- _Dataset entries_
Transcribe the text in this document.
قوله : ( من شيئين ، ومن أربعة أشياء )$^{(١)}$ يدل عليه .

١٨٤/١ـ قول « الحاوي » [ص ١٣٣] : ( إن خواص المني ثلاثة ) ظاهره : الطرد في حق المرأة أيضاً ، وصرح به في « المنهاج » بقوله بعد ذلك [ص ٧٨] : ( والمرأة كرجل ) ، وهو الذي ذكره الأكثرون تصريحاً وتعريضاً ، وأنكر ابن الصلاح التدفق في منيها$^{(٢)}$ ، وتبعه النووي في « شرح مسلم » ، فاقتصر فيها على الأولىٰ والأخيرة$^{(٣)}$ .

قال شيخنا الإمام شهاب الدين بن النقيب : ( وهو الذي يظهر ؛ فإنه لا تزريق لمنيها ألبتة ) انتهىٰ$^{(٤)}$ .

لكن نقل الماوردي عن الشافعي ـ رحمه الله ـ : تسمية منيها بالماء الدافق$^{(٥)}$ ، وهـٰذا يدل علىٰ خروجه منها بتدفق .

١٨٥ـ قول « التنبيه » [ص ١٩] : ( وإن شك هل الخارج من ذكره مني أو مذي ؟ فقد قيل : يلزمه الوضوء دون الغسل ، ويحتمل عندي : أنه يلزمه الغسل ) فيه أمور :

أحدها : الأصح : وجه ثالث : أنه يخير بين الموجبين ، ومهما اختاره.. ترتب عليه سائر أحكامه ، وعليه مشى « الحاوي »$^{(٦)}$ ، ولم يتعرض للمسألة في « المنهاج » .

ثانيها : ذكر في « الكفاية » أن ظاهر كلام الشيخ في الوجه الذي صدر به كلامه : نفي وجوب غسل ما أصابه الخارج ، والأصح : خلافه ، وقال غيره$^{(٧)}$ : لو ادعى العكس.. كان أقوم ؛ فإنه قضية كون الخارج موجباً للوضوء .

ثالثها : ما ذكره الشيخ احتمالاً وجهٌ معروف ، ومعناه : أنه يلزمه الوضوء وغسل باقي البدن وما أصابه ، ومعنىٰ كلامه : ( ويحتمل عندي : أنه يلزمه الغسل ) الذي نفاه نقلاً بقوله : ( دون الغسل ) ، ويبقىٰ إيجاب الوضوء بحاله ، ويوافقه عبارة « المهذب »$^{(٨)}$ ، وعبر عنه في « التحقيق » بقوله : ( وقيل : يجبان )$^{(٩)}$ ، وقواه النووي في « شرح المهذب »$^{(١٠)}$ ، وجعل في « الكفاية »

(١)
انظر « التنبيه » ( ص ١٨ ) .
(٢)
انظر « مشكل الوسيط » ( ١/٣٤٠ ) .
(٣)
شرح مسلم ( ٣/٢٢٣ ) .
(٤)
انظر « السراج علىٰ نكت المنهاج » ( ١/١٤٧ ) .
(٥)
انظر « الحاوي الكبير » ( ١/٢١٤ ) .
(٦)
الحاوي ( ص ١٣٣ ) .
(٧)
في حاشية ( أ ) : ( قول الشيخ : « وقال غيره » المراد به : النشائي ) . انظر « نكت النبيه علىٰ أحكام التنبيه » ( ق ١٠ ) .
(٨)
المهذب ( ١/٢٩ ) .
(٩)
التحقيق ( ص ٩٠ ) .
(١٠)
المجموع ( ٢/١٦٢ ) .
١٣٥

- _WHAT TO WORK ON_
Return every line containing "التنبيه".

- _SOLUTION FOR THIS EXERCISE_
١٨٥ـ قول « التنبيه » [ص ١٩] : ( وإن شك هل الخارج من ذكره مني أو مذي ؟ فقد قيل : يلزمه الوضوء دون الغسل ، ويحتمل عندي : أنه يلزمه الغسل ) فيه أمور :
انظر « التنبيه » ( ص ١٨ ) .
في حاشية ( أ ) : ( قول الشيخ : « وقال غيره » المراد به : النشائي ) . انظر « نكت النبيه علىٰ أحكام التنبيه » ( ق ١٠ ) .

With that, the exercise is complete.